__WRITTEN INSTRUCTION__:
In the stretch of entries from the line containing "- Ellipse shape: [477, 668, 563, 770]" through the line containing "- Circle shape: [744, 703, 786, 745]", swap "Ellipse shape" for "Oval shape" and give those lines again with nothing else changed.

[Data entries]
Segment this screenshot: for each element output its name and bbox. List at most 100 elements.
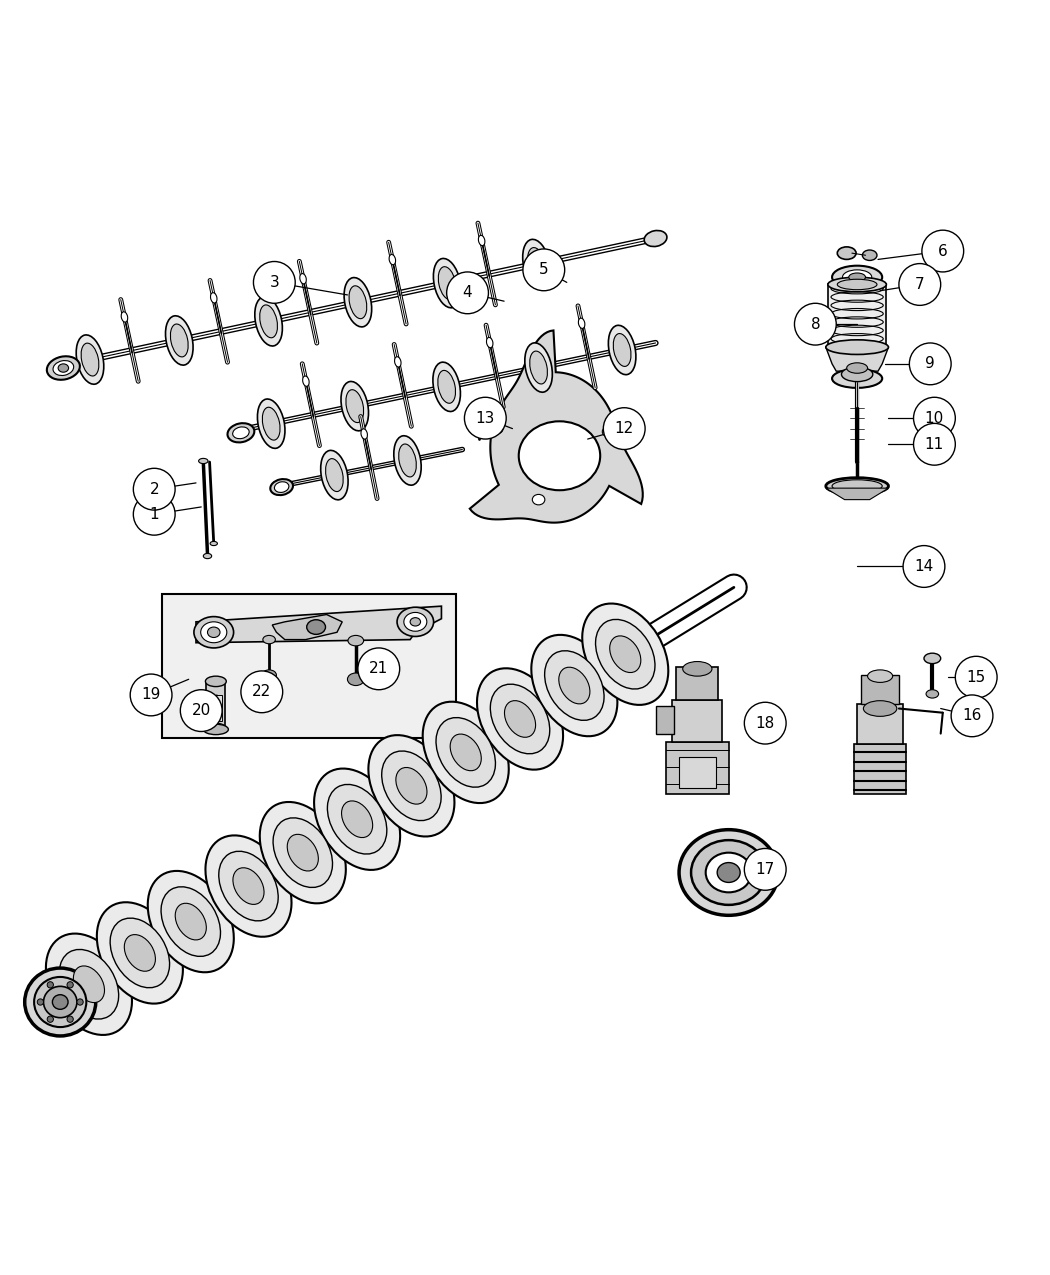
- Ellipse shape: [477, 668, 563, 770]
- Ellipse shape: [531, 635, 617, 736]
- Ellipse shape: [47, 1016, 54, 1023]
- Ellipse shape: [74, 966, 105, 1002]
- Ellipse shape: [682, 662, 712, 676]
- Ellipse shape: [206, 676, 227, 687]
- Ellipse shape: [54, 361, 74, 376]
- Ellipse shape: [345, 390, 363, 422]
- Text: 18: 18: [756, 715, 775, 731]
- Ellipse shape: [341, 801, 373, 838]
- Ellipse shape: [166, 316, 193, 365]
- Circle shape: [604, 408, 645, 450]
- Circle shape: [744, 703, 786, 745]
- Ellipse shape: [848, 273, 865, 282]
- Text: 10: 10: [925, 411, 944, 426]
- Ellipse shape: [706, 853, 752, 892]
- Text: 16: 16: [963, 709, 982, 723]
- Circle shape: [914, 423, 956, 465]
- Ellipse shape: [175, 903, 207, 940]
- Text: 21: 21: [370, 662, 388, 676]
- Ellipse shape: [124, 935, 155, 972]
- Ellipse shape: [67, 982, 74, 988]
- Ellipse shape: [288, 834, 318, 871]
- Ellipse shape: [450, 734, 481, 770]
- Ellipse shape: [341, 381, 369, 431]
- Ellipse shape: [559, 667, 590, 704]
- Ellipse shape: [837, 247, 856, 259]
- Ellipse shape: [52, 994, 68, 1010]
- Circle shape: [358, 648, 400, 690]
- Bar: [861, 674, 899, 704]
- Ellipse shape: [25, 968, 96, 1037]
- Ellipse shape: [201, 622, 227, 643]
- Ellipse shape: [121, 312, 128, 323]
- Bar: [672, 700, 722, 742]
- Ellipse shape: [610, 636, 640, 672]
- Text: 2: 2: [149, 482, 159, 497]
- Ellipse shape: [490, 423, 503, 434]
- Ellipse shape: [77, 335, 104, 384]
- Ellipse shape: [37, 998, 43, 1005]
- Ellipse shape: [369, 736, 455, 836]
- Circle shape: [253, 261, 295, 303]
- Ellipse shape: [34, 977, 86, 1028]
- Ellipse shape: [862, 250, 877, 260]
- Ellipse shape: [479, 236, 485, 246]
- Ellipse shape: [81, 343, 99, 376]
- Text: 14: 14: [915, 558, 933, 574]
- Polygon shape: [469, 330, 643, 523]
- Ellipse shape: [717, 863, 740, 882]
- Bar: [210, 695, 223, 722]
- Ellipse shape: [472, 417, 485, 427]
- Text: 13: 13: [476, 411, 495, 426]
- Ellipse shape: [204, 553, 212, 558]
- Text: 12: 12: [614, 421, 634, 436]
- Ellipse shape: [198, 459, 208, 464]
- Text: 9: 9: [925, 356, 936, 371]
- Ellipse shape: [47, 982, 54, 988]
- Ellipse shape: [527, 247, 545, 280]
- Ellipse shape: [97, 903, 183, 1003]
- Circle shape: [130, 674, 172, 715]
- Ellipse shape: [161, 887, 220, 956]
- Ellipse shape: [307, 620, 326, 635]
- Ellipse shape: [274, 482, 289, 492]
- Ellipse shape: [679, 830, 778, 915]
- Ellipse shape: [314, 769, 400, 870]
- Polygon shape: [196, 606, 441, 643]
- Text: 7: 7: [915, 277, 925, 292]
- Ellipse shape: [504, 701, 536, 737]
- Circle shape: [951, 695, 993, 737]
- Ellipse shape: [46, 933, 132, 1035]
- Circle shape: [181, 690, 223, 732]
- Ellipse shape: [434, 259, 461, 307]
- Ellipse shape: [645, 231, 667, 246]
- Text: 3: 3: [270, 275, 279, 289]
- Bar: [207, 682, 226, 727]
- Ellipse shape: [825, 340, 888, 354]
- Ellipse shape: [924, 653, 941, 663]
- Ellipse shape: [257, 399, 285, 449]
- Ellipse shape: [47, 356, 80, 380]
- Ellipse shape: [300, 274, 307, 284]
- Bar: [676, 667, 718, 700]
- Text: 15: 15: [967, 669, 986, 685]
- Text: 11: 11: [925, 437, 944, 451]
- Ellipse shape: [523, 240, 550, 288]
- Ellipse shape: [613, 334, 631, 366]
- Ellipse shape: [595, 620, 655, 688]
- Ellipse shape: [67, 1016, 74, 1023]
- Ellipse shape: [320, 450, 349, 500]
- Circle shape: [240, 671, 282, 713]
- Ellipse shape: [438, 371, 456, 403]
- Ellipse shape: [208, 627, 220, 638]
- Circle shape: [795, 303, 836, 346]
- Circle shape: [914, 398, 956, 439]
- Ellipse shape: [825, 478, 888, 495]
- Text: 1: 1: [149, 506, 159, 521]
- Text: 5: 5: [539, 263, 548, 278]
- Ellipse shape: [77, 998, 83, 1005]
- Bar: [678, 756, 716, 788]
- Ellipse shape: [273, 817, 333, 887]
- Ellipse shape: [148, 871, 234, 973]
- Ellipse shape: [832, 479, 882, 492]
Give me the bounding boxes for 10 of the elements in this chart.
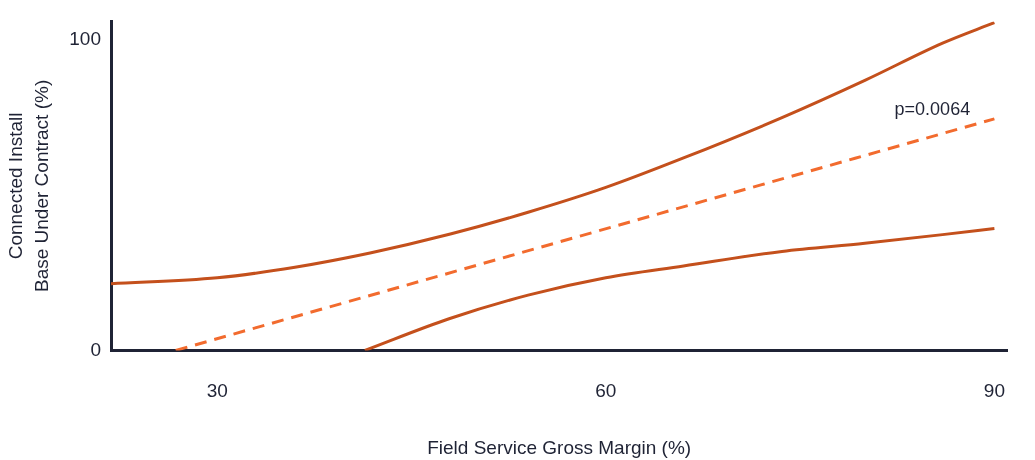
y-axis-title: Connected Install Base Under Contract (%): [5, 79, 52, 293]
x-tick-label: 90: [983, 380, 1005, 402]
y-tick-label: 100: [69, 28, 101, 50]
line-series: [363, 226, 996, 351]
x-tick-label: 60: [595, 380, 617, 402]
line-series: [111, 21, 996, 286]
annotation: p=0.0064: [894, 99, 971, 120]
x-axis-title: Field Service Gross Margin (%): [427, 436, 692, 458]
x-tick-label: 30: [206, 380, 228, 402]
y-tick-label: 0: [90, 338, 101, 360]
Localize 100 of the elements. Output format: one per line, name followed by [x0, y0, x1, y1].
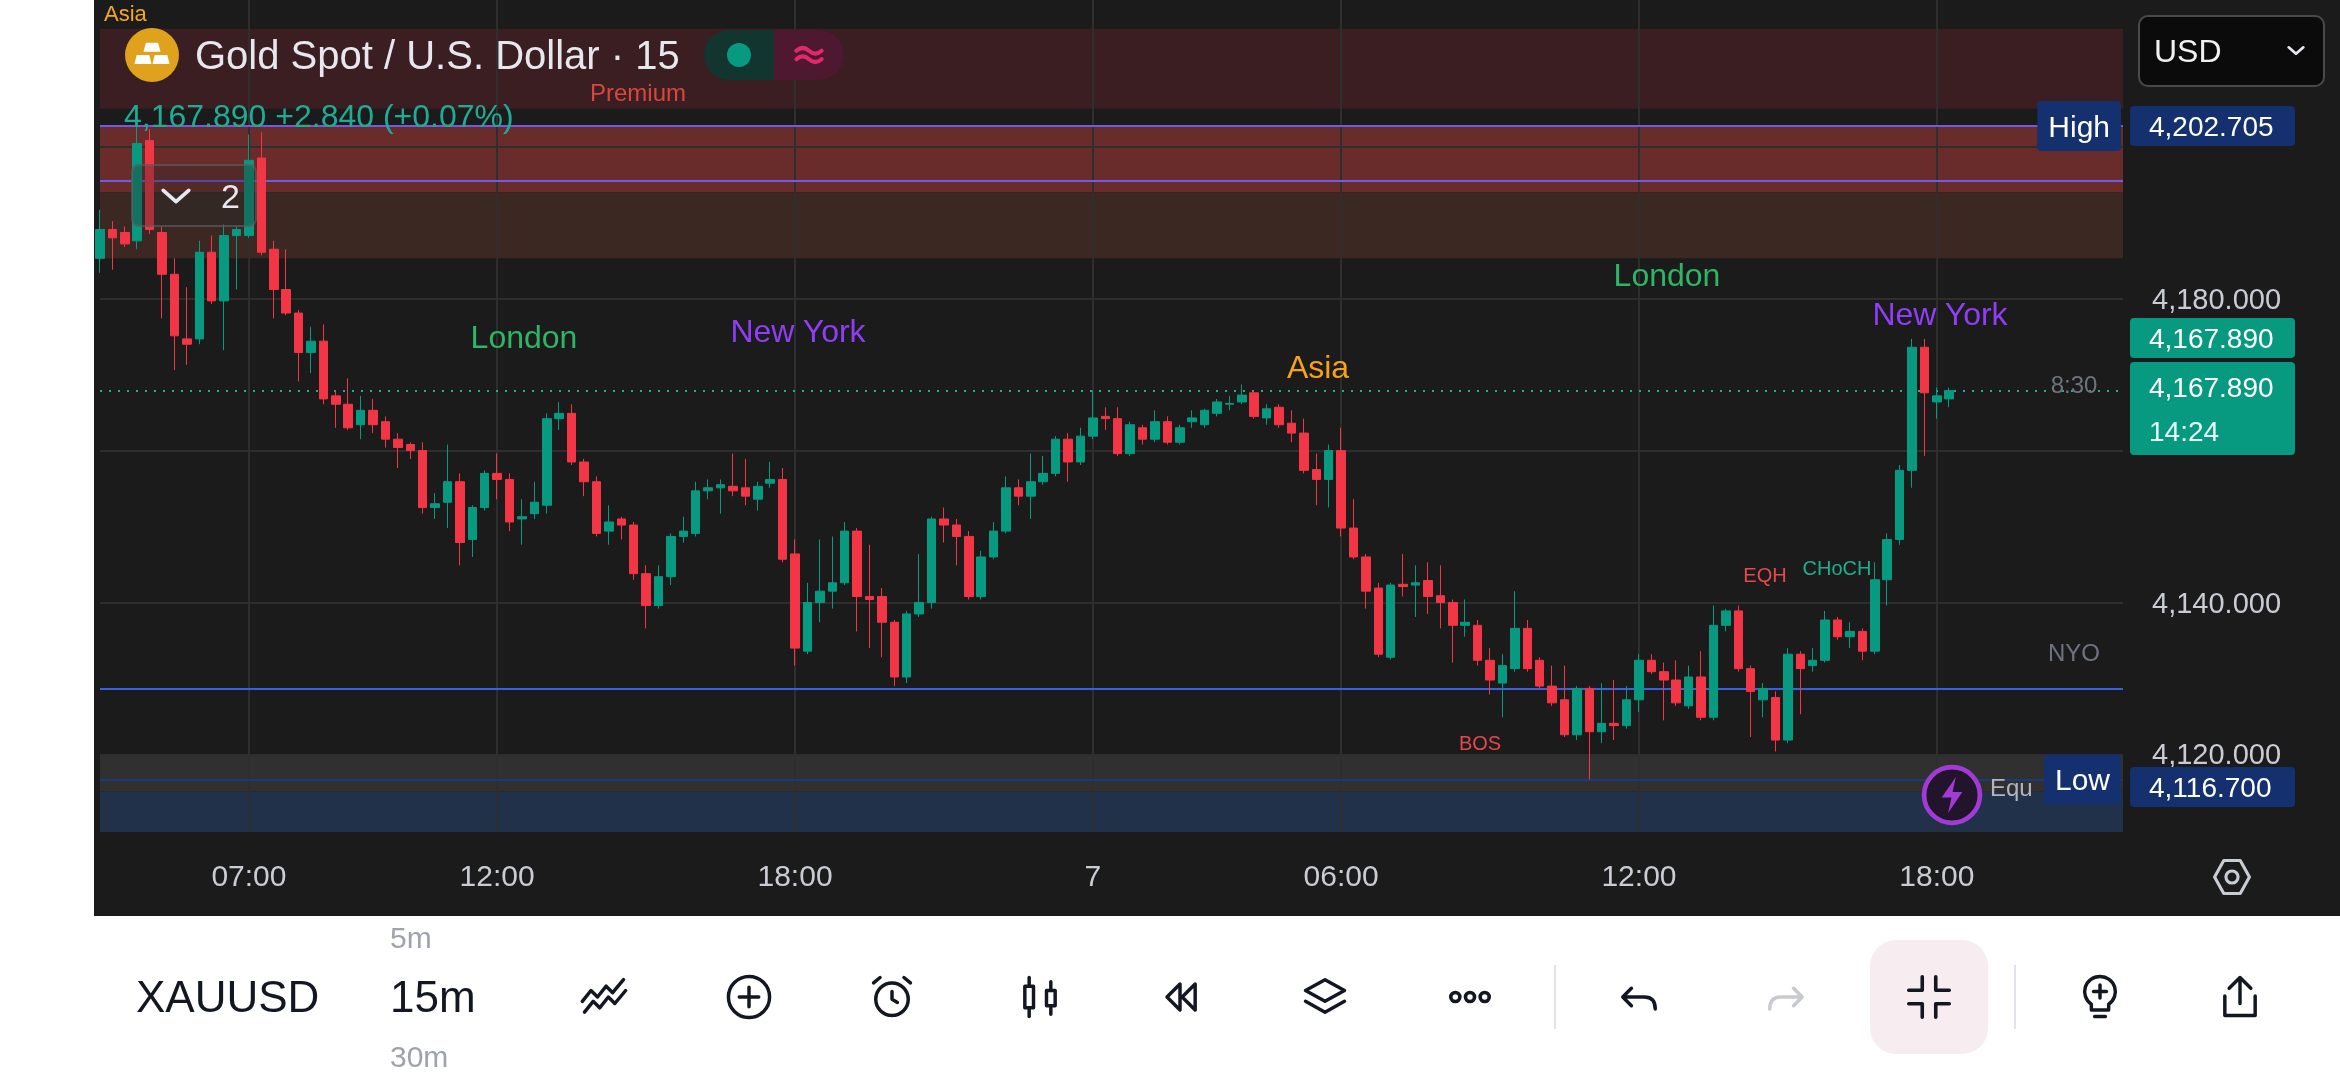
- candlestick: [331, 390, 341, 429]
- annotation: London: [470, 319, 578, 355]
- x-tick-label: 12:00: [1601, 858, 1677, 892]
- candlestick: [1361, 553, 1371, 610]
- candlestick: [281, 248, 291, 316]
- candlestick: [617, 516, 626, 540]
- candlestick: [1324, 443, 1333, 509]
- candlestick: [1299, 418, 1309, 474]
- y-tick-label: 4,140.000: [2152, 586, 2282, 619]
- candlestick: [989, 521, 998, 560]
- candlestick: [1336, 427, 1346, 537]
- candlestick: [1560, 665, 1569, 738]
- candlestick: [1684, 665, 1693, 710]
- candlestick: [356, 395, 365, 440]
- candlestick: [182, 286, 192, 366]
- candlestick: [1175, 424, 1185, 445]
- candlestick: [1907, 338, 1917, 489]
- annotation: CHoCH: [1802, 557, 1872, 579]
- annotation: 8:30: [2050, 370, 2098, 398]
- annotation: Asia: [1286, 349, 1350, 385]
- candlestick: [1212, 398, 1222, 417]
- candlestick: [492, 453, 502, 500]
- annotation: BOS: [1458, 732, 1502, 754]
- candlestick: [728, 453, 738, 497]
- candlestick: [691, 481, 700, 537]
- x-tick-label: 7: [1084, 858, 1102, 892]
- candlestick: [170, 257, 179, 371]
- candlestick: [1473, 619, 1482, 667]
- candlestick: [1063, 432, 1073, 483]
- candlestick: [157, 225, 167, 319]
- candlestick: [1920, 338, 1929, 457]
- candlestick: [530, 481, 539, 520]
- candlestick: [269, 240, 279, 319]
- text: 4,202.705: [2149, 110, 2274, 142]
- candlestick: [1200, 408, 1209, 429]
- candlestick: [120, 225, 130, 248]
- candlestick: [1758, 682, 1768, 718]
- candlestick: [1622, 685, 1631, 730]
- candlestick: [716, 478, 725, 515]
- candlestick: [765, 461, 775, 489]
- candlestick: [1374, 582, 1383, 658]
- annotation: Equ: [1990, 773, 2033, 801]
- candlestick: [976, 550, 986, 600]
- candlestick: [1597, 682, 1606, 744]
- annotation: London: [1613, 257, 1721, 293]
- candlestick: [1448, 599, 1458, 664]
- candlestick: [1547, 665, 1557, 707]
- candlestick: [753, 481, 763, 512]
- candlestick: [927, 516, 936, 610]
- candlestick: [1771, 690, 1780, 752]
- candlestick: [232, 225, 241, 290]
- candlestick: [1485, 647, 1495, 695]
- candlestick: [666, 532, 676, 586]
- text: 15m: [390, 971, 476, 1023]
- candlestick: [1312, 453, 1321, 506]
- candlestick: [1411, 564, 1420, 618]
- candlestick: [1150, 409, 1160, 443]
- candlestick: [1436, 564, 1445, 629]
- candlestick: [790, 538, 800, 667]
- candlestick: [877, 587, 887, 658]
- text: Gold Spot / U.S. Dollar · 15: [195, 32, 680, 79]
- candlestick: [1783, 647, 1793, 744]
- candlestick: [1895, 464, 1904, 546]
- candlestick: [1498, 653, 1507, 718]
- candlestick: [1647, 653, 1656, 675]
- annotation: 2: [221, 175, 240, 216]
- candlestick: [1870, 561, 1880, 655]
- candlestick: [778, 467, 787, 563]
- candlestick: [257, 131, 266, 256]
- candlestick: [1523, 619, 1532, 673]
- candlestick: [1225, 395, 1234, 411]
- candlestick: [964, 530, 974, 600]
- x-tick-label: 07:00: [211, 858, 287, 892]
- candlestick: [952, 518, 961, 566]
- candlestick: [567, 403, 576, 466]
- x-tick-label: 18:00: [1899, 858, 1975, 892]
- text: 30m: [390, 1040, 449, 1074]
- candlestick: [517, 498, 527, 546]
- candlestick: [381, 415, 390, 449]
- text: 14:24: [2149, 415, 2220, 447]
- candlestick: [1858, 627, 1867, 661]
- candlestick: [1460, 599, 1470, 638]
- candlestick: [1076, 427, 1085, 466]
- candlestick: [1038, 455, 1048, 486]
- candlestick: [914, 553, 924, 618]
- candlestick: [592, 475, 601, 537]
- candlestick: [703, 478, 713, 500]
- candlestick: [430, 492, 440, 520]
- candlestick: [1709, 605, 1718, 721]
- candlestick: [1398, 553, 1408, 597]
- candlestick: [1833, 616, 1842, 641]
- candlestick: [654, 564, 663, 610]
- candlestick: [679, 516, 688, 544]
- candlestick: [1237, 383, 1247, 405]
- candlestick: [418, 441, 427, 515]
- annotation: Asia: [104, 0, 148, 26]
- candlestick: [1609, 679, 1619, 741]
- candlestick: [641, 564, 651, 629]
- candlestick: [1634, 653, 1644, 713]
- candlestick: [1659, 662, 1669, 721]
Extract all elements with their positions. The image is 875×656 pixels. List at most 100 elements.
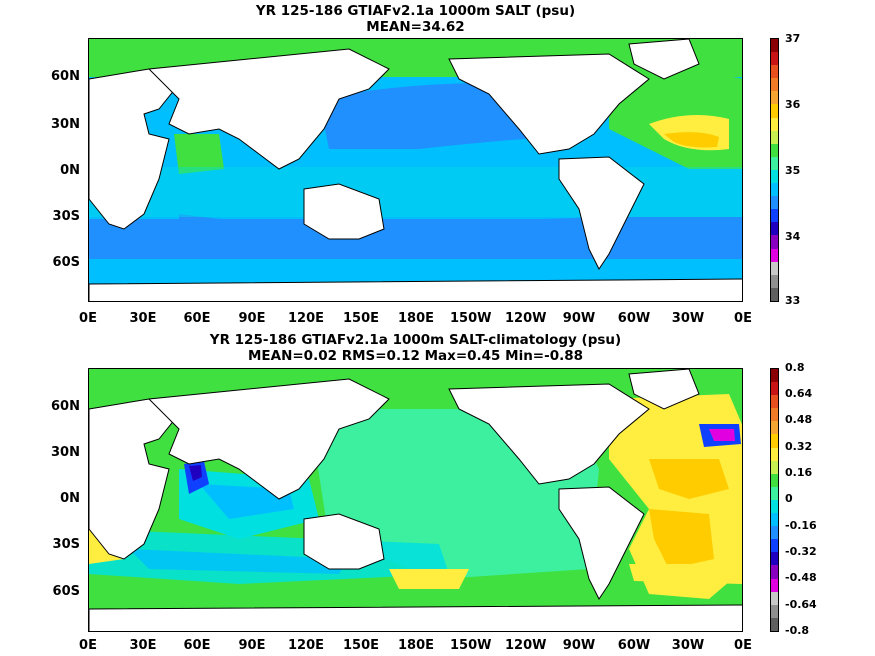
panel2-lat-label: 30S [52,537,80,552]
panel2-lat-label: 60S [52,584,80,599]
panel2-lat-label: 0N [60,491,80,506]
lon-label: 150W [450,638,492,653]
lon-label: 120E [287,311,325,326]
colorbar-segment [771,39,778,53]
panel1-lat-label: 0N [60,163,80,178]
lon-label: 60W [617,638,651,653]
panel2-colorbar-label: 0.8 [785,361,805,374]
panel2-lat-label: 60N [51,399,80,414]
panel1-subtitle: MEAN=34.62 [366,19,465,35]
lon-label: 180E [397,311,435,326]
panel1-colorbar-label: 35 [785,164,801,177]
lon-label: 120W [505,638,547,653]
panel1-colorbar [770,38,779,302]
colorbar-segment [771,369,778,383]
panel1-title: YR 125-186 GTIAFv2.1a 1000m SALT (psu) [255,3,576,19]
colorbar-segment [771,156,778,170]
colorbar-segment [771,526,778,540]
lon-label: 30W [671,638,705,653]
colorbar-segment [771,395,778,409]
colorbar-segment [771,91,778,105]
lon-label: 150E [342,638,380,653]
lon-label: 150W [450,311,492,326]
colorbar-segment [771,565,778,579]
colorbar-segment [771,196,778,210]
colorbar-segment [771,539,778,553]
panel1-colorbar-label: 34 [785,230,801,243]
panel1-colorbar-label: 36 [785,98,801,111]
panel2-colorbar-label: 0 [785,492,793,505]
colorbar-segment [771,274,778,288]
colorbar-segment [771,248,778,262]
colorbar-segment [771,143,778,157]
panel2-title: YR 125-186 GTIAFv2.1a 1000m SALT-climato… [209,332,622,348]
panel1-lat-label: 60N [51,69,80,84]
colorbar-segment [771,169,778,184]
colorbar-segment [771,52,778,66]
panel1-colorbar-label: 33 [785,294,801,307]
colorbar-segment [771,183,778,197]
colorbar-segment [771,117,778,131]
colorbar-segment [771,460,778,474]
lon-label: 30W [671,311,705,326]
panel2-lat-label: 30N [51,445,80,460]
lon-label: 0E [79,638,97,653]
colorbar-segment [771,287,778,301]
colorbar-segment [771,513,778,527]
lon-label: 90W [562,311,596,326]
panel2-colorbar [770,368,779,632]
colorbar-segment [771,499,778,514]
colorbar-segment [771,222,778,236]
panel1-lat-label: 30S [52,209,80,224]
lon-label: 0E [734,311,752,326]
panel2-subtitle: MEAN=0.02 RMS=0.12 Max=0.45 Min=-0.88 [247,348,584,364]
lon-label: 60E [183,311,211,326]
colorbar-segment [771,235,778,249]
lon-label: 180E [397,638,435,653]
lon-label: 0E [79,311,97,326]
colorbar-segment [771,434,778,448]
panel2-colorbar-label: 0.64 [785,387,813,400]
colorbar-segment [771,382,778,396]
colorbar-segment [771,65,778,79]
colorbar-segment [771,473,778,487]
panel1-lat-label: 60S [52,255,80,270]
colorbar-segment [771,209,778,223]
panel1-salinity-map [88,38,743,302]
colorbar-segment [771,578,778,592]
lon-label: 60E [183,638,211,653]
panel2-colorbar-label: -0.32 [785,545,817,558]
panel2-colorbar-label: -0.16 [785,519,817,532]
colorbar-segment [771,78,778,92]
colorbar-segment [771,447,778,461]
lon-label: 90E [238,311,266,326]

__ANSWER TO THE PROBLEM__:
- Oval shape: [477, 668, 563, 770]
- Oval shape: [531, 635, 617, 736]
- Oval shape: [47, 1016, 54, 1023]
- Oval shape: [74, 966, 105, 1002]
- Oval shape: [682, 662, 712, 676]
- Oval shape: [206, 676, 227, 687]
- Oval shape: [54, 361, 74, 376]
- Oval shape: [345, 390, 363, 422]
- Text: 18: 18: [756, 715, 775, 731]
- Oval shape: [341, 801, 373, 838]
- Oval shape: [166, 316, 193, 365]
- Circle shape: [604, 408, 645, 450]
- Circle shape: [744, 703, 786, 745]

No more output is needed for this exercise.